(Passage to read)
---+---

In 2019 police officers fatally shot 1,004 people, most of whom were armed or otherwise dangerous. African-Americans were about a quarter of those killed by cops last year (235), a ratio that has remained stable since 2015. That share of black victims is less than what the black crime rate would predict, since police shootings are a function of how often officers encounter armed and violent suspects. In 2018, the latest year for which such data have been published, African-Americans made up 53% of known homicide offenders in the U.S. and commit about 60% of robberies, though they are 13% of the population.
The police fatally shot nine unarmed blacks and 19 unarmed whites in 2019, according to a Washington Post database, down from 38 and 32, respectively, in 2015. The Post defines “unarmed” broadly to include such cases as a suspect in Newark, N.J., who had a loaded handgun in his car during a police chase. In 2018 there were 7,407 black homicide victims. Assuming a comparable number of victims last year, those nine unarmed black victims of police shootings represent 0.1% of all African-Americans killed in 2019. By contrast, a police officer is 18½ times more likely to be killed by a black male than an unarmed black male is to be killed by a police officer.
On Memorial Day weekend in Chicago alone, 10 African-Americans were killed in drive-by shootings. Such routine violence has continued—a 72-year-old Chicago man shot in the face on May 29 by a gunman who fired about a dozen shots into a residence; two 19-year-old women on the South Side shot to death as they sat in a parked car a few hours earlier; a 16-year-old boy fatally stabbed with his own knife that same day. This past weekend, 80 Chicagoans were shot in drive-by shootings, 21 fatally, the victims overwhelmingly black. Police shootings are not the reason that blacks die of homicide at eight times the rate of whites and Hispanics combined; criminal violence is.
The latest in a series of studies undercutting the claim of systemic police bias was PUBLISHED in August 2019 in the Proceedings of the National Academy of Sciences. The researchers found that the more frequently officers encounter violent suspects from any given racial group, the greater the chance that a member of that group will be fatally shot by a police officer. There is “no significant evidence of antiblack disparity in the likelihood of being fatally shot by police,” they concluded.
A 2015 Justice Department analysis of the Philadelphia Police Department found that white police officers were less likely than black or Hispanic officers to shoot unarmed black suspects. Research by Harvard economist Roland G. Fryer Jr. also found no evidence of racial discrimination in shootings. Any evidence to the contrary fails to take into account crime rates and civilian behavior before and during interactions with police.
The false narrative of systemic police bias resulted in targeted killings of officers during the Obama presidency. The pattern may be repeating itself. Officers are being assaulted and shot at while they try to arrest gun suspects or respond to the growing riots. Police precincts and courthouses have been destroyed with impunity, which will encourage more civilization-destroying violence. If the Ferguson effect of officers backing off law enforcement in minority neighborhoods is reborn as the Minneapolis effect, the thousands of law-abiding African-Americans who depend on the police for basic safety will once again be the victims.
The Minneapolis officers who arrested George Floyd must be held accountable for their excessive use of force and callous indifference to his distress. Police training needs to double down on de-escalation tactics. But Floyd’s death should not undermine the legitimacy of American law enforcement, without which we will continue on a path toward chaos.

---+---

(What you will do)
- a) According to the passage on police shootings, how many people did police officers fatally shoot in 2019?
- b) Reproduce the passage on police shootings, starting at "A 2015 Justice" and ending at "interactions with police.".
The lines that come next can be ignored.

---+---

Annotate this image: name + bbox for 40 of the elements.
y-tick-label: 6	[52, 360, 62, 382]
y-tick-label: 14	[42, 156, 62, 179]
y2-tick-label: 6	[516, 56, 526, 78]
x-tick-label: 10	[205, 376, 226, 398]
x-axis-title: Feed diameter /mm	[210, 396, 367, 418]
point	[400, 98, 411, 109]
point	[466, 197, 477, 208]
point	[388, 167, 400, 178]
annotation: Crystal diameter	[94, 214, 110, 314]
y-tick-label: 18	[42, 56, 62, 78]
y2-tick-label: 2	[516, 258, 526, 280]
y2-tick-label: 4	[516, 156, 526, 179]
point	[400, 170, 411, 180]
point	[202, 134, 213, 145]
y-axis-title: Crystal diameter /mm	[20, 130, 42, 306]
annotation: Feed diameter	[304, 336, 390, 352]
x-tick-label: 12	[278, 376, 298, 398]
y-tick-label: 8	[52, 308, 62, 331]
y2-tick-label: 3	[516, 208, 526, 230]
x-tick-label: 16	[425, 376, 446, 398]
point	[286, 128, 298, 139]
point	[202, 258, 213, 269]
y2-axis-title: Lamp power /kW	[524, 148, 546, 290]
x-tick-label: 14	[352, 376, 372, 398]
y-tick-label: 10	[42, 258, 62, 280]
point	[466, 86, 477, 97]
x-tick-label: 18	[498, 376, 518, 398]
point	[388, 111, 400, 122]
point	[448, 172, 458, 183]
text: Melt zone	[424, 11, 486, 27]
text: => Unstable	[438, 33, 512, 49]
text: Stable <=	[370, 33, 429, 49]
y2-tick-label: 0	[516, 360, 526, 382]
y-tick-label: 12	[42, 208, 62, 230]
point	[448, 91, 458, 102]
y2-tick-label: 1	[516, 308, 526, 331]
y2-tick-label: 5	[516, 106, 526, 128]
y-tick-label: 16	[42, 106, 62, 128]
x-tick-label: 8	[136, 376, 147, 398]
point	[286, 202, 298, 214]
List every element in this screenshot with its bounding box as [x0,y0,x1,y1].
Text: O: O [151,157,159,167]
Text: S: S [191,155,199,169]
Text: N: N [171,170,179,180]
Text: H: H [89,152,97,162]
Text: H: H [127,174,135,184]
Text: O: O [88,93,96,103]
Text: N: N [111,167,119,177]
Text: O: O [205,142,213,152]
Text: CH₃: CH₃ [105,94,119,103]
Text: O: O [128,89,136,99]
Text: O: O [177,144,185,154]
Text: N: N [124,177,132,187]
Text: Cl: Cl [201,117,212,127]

---+---

(Answers per task)
- a) 1,004 people

- b)
A 2015 Justice Department analysis of the Philadelphia Police Department found that white police officers were less likely than black or Hispanic officers to shoot unarmed black suspects. Research by Harvard economist Roland G. Fryer Jr. also found no evidence of racial discrimination in shootings. Any evidence to the contrary fails to take into account crime rates and civilian behavior before and during interactions with police.